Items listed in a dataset
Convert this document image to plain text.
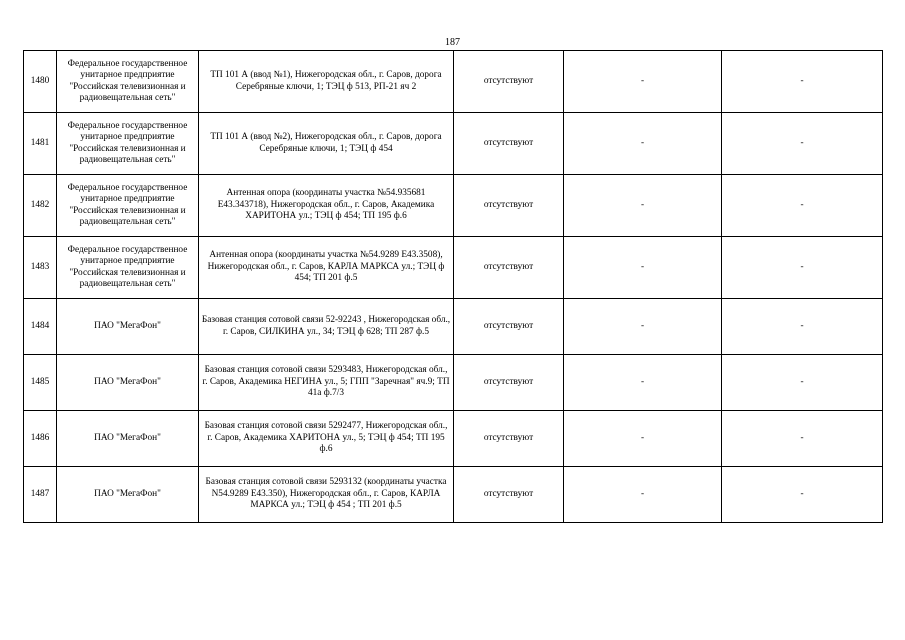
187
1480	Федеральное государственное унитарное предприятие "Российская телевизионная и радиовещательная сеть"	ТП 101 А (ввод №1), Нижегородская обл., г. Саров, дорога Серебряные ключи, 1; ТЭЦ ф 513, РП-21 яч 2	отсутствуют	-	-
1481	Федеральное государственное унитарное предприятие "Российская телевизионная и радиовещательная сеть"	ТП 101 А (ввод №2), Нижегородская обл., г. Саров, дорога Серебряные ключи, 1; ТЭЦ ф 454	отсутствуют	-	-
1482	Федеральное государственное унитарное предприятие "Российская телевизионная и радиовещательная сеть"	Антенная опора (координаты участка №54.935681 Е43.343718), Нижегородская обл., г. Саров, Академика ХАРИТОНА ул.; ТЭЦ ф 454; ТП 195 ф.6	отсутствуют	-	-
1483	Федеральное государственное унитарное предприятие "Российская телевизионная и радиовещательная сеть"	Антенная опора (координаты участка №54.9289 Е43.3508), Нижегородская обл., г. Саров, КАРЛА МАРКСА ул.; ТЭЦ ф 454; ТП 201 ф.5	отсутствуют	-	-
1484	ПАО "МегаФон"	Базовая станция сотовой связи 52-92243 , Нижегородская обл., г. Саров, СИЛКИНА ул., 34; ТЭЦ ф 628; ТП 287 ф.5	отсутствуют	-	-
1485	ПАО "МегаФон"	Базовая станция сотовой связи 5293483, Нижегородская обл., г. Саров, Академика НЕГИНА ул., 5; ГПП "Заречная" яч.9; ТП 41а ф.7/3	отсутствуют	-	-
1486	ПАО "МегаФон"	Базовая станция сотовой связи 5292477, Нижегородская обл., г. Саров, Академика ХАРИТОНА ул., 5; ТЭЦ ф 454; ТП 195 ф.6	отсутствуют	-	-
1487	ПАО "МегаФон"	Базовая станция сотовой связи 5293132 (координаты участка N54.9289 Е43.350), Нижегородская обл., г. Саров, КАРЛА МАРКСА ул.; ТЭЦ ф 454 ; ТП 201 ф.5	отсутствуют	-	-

* * *

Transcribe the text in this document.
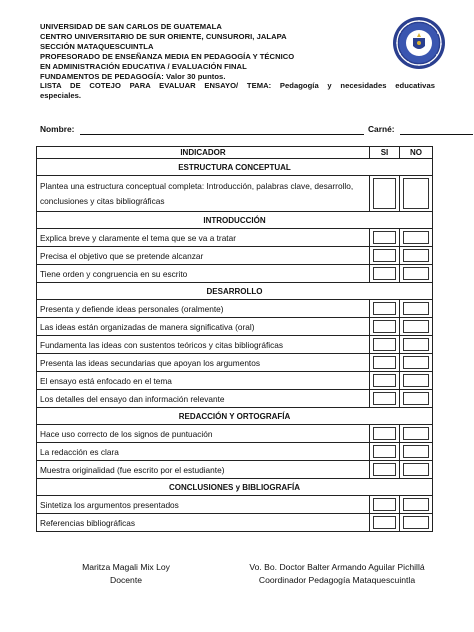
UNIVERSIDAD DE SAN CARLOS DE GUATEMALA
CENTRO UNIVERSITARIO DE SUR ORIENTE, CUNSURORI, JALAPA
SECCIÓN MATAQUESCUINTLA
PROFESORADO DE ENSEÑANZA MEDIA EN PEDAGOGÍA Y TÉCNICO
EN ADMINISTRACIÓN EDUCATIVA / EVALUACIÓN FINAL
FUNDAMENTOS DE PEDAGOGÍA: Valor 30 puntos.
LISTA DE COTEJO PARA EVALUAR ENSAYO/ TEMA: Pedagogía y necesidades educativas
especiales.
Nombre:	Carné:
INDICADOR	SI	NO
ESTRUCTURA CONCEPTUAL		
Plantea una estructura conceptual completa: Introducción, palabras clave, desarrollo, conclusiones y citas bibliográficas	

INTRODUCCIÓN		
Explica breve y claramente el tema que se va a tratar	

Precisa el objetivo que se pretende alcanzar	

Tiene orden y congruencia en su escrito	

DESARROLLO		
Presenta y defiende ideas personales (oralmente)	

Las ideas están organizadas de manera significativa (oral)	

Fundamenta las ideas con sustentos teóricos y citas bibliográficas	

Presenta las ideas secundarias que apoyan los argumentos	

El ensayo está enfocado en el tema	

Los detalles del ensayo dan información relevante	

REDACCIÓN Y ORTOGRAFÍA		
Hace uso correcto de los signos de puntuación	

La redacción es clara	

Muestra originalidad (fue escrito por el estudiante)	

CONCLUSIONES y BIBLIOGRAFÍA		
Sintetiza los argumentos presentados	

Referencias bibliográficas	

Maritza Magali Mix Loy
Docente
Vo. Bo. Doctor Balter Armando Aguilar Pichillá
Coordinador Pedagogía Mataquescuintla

...

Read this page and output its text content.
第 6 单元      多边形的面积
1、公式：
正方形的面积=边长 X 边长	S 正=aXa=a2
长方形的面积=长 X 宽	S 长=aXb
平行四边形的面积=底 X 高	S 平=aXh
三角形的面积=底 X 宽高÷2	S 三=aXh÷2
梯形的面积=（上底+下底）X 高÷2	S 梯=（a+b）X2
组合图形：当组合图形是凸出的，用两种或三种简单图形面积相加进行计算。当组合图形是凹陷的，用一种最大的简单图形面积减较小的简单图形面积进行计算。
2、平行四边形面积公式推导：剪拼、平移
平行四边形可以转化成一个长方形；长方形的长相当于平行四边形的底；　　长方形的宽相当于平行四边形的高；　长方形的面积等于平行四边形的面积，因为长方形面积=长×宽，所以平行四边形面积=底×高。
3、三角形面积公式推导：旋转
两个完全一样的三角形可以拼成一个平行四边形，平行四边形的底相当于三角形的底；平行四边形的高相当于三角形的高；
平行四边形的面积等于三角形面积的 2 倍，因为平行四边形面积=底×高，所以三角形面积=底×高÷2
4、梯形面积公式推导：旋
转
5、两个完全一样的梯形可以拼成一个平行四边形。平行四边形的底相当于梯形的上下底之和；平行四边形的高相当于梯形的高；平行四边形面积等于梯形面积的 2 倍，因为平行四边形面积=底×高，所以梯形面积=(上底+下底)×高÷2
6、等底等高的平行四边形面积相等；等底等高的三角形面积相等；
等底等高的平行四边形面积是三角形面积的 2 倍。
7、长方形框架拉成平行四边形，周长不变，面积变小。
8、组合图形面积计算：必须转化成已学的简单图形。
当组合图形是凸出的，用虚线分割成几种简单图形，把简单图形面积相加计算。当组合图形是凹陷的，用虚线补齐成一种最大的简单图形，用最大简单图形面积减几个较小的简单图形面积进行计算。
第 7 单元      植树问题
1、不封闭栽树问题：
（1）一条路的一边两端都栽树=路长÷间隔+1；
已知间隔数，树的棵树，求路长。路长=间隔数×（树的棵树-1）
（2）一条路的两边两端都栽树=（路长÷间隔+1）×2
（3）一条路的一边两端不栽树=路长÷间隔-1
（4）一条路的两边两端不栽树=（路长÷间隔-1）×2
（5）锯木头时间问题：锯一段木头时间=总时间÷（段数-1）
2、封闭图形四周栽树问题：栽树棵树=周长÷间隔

**Instructions for the task:**
In the listing, find each line with the string "дорога" and copy it.

**Full response:**
1480	Федеральное государственное унитарное предприятие "Российская телевизионная и радиовещательная сеть"	ТП 101 А (ввод №1), Нижегородская обл., г. Саров, дорога Серебряные ключи, 1; ТЭЦ ф 513, РП-21 яч 2	отсутствуют	-	-
1481	Федеральное государственное унитарное предприятие "Российская телевизионная и радиовещательная сеть"	ТП 101 А (ввод №2), Нижегородская обл., г. Саров, дорога Серебряные ключи, 1; ТЭЦ ф 454	отсутствуют	-	-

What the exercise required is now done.